++++ GIVEN INFORMATION ++++
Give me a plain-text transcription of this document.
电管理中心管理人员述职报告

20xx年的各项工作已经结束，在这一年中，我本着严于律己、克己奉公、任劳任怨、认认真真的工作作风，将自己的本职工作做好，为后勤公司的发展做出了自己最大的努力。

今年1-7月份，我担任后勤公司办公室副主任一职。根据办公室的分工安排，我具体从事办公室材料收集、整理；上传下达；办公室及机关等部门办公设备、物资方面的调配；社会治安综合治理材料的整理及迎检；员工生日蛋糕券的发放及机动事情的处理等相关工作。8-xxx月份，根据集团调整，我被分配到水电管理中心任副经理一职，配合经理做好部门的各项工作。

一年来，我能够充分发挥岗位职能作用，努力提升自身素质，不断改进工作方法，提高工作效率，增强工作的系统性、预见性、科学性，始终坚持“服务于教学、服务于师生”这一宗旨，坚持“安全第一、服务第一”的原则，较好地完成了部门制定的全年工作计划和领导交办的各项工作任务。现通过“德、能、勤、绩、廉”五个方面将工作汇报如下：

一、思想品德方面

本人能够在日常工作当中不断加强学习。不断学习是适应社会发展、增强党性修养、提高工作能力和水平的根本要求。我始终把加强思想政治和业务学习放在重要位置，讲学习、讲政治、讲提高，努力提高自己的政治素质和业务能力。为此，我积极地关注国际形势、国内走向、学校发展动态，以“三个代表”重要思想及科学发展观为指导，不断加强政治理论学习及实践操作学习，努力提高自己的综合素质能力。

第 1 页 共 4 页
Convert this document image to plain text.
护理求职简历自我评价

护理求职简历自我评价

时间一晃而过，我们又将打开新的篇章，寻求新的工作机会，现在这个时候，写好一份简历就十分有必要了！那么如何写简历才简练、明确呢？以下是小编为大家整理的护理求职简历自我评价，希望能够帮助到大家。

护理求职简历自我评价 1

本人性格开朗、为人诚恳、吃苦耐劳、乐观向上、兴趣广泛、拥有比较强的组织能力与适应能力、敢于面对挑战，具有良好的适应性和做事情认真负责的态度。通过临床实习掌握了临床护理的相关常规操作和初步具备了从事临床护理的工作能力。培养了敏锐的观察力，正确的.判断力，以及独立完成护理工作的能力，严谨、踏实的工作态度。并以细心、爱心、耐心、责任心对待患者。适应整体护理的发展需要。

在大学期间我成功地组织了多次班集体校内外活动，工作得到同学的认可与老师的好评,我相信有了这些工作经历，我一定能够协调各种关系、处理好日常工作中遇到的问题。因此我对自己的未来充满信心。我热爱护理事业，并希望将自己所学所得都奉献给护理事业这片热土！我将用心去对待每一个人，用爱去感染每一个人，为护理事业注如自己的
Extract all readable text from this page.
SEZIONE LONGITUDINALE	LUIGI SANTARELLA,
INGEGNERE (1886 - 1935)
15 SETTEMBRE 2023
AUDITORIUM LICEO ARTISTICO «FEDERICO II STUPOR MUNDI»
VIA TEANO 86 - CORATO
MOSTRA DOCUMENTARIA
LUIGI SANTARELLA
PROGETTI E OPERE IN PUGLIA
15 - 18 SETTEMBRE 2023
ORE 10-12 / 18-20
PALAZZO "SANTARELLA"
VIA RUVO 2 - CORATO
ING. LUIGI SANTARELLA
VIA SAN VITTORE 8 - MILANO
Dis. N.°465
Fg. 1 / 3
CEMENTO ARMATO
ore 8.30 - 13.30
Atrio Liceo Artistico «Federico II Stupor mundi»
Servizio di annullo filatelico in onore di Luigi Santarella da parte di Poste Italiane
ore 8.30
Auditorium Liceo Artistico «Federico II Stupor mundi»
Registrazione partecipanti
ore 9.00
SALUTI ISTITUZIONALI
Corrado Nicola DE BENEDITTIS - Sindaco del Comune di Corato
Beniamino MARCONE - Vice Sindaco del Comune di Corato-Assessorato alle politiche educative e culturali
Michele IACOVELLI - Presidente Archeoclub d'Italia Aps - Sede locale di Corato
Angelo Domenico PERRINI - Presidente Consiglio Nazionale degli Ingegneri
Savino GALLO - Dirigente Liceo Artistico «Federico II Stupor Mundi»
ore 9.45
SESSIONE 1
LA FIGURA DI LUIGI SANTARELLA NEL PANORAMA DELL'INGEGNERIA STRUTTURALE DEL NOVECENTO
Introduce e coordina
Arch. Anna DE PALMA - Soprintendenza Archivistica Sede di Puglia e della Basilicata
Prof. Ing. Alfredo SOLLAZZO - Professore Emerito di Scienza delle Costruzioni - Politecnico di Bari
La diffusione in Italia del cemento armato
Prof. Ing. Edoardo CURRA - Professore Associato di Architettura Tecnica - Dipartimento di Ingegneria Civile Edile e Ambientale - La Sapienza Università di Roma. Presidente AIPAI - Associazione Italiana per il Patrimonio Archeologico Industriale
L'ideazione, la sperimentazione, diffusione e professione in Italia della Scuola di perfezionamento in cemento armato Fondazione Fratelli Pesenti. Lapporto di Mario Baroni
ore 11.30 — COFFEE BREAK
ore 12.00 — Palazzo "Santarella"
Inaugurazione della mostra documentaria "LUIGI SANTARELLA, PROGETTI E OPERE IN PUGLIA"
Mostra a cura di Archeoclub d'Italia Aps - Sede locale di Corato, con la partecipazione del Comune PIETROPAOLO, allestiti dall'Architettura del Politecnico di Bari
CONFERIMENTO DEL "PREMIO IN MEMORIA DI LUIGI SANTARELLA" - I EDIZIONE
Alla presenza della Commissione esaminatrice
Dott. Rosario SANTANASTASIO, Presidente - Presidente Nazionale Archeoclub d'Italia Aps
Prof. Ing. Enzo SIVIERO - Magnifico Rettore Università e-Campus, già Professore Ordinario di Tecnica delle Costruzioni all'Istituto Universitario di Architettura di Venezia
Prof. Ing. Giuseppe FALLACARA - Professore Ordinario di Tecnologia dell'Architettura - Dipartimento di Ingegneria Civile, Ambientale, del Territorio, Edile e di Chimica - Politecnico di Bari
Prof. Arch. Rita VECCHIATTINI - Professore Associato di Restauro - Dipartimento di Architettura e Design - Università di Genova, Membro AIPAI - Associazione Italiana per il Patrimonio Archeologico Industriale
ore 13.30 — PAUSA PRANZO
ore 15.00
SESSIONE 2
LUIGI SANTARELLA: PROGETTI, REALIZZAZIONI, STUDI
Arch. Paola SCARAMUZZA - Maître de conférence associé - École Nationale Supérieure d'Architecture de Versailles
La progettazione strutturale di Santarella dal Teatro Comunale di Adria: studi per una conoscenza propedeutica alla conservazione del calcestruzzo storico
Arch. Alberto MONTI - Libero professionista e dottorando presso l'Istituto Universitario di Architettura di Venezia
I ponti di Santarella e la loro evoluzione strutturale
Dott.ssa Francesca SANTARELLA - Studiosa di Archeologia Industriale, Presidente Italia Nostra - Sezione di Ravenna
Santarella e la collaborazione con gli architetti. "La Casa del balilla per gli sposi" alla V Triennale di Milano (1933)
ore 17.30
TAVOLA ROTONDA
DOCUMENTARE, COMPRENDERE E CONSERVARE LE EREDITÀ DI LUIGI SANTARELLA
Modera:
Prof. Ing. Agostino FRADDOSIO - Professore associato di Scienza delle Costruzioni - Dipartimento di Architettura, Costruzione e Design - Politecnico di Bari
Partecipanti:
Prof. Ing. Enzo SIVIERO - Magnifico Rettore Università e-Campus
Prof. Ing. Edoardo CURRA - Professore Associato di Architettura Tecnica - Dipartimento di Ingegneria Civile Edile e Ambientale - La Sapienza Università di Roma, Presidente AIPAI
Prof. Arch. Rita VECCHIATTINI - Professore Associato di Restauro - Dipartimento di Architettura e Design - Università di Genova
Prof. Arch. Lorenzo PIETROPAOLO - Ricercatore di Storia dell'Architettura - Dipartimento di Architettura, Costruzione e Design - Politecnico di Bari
++++
*INSTRUCTIONS TO FOLLOW*.
Within the entries above, how many lines contain "Archeoclub"? Respond with the number only.

*TASK RESPONSE*.
3